**EXERCISE GOAL:** Carry on the article about Uniswap Labs removing tokens from its interface, starting right after its last sentence.

**TEXT TO READ:**
^^^^

A look at Uniswap’s decision to remove tokens from its front-end and why this is ultimately good for decentralisation.
In case you missed it, Uniswap Labs has decided to remove a selection of tokens from its app.uniswap.org interface.
Today, consistent with actions taken by other DeFi interfaces, we have taken the decision to restrict access to certain tokens through app.uniswap.org.
On the surface, this looks like excellent progress for the DeFi industry and shows a strength of Ethereum that dApps built on the network can achieve this level of decentralisation.
But after taking a look at the discussion on Twitter, I was shocked at the amount of pushback this decision was receiving.
Why Uniswap Labs removed the tokens
As the largest decentralised exchange (DEX) in terms of trade volume, there was always going to be a reaction of some sort.
But as I said above, I really didn’t expect the pushback we’ve seen.
Uniswap Labs ultimately made the decision because as a US regulated company and hosted website, they didn’t want to fall foul of their regulator for offering securities trading.

^^^^

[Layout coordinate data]
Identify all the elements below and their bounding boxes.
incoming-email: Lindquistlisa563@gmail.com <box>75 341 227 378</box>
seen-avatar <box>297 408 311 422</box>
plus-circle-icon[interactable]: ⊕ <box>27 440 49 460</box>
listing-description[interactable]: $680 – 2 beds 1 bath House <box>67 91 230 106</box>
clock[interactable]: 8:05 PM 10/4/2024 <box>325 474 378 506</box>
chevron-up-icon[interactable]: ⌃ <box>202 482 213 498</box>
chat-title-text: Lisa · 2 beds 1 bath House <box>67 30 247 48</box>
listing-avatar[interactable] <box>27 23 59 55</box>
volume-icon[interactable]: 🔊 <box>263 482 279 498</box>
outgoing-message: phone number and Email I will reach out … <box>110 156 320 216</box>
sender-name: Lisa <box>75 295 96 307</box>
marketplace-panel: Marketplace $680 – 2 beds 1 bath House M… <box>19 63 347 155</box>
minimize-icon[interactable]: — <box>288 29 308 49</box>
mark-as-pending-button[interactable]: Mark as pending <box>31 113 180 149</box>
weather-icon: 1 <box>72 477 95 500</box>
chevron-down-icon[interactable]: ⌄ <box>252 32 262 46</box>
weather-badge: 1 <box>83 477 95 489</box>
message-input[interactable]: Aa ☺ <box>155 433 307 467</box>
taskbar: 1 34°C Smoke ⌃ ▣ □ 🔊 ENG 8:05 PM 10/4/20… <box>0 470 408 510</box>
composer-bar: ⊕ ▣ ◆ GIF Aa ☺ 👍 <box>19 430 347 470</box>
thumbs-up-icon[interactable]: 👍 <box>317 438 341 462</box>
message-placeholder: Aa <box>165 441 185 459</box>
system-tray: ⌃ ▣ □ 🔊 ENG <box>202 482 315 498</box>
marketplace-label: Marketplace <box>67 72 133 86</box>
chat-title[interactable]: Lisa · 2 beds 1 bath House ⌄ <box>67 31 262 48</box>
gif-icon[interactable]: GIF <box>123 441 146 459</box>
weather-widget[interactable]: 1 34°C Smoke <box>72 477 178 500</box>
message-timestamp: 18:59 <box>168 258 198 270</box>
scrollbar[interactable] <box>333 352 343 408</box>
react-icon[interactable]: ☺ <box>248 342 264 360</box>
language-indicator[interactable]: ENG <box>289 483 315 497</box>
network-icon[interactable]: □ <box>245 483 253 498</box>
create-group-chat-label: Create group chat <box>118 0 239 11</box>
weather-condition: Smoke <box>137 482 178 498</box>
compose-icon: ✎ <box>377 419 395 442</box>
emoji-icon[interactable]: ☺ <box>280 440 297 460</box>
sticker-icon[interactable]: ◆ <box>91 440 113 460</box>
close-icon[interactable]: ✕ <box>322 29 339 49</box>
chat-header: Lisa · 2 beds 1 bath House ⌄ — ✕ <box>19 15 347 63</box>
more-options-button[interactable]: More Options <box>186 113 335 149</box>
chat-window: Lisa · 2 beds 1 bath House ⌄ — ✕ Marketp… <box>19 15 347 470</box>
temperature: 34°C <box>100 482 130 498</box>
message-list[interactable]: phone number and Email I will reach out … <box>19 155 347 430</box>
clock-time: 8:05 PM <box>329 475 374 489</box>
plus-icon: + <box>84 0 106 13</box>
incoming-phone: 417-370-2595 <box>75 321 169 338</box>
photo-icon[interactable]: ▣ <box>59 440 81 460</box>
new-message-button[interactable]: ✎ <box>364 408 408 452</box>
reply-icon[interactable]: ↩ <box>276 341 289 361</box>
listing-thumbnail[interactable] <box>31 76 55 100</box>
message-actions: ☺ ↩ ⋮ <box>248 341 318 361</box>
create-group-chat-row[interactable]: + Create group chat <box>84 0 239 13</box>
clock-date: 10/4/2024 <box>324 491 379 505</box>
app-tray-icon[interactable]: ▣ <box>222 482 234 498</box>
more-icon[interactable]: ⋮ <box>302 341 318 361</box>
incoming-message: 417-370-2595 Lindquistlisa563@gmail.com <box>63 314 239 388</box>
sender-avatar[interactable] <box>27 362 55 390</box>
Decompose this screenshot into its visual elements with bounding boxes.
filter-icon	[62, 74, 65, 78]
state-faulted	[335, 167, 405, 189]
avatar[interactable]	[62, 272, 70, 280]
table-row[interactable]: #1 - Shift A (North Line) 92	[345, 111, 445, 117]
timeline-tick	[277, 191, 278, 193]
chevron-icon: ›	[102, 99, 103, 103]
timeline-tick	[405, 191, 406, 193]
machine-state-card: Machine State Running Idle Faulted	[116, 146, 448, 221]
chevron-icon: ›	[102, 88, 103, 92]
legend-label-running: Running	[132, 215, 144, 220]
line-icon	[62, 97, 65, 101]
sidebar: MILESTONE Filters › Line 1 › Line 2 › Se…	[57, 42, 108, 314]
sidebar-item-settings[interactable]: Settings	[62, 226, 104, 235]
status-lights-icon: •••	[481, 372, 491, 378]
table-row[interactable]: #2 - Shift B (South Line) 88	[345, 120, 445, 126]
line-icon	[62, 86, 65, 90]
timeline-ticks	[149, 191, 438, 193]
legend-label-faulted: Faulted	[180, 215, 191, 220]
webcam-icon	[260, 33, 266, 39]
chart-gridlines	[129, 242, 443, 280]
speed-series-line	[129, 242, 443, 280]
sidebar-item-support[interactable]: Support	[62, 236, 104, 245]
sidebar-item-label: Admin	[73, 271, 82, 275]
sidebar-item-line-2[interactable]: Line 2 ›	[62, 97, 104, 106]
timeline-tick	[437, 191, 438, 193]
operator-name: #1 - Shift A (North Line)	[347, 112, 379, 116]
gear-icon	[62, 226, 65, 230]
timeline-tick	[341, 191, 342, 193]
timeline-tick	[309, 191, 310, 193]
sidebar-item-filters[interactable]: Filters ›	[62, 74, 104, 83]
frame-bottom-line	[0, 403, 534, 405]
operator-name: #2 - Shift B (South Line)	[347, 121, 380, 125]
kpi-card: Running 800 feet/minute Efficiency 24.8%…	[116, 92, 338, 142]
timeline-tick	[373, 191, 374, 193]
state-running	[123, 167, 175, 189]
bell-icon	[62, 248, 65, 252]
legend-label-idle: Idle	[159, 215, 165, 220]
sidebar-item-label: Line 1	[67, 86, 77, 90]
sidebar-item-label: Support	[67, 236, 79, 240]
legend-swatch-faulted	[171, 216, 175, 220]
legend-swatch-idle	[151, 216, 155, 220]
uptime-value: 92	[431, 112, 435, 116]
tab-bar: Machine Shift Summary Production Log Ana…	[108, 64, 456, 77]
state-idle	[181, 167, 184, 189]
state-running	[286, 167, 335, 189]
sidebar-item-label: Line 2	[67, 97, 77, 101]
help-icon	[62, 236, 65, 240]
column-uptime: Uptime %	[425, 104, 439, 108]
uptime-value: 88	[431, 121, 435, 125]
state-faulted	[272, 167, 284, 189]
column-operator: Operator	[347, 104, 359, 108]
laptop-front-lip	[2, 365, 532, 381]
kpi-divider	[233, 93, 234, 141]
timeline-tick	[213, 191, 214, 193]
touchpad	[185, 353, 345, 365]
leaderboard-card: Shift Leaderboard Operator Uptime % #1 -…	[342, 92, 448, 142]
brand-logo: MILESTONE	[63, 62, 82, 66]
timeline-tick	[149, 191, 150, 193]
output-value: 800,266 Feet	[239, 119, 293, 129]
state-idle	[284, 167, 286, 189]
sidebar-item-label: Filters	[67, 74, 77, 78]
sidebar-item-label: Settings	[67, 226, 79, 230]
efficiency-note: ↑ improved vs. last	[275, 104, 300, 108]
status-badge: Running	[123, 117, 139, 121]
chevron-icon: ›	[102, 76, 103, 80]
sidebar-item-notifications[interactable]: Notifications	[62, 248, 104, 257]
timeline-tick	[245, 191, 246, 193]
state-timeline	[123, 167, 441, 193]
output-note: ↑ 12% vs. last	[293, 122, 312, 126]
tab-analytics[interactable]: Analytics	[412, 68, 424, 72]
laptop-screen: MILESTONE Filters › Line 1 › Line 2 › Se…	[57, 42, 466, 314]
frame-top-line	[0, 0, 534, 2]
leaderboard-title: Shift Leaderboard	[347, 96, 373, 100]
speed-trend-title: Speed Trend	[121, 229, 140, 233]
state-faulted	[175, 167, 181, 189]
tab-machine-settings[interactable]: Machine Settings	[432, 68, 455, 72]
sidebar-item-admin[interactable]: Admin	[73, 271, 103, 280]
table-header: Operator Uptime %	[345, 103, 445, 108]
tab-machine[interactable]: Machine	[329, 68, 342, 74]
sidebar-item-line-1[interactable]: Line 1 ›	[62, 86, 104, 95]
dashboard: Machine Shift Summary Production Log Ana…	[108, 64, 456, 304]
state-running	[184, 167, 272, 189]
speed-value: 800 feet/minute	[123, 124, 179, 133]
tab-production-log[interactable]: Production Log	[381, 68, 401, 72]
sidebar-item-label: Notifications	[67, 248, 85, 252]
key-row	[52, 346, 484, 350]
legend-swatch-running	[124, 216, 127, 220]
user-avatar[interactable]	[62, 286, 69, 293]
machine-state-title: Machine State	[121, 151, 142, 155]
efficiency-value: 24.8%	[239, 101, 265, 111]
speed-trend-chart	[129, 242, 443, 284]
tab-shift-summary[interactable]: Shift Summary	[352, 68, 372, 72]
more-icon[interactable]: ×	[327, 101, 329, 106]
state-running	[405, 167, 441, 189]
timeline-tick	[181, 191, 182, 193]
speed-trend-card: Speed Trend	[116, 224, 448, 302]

^^^^

**ANSWER BELOW:**
However, the Uniswap Labs company is not the Uniswap Protocol allowing decentralised trading.
Uniswap users can still swap all of the tokens that Uniswap Labs has removed from their interface, directly or by using another front-end.
The company behind the platform, Uniswap Labs, simply removed those tokens from their own interface.
Uniswap Labs the company, vs Uniswap the protocol
Let’s take a look at the key differences between the two.
The Uniswap Protocol: Is the back-end that allows fully decentralised, permissionless smart contracts on Ethereum.
The Uniswap App: Is the privately-owned (by Uniswap Labs) domain that points to an IPFS hosted instance of the Uniswap Interface.
So while the US regulator may be able to touch the US privately owned and run front-end, they can’t touch the Uniswap protocol back-end.
Users are therefore able to make a decision on which front-end they choose to use between a US regulated one or an offshore one.
The US regulated front-end may be safer, but it will be extremely limited.
An offshore front-end may allow you to trade whatever you want, but it could be shady.
The point is that as a DEX, you’re able to make that choice yourself.
A comparison with Hive and LeoFinance
As I’m publishing this blog on LeoFinance, let’s take a look at a comparison to our own decentralisation capabilities here on Hive.
The Hive Protocol: Is the back-end that allows decentralised apps to run on the decentralised Hive blockchain.
The LeoFinance App: Is the privately-owned domain that acts as a social media front-end for our community.
So while LeoFinance may be able to censor you on this front-end, your data remains tied to your immutable account on the Hive blockchain.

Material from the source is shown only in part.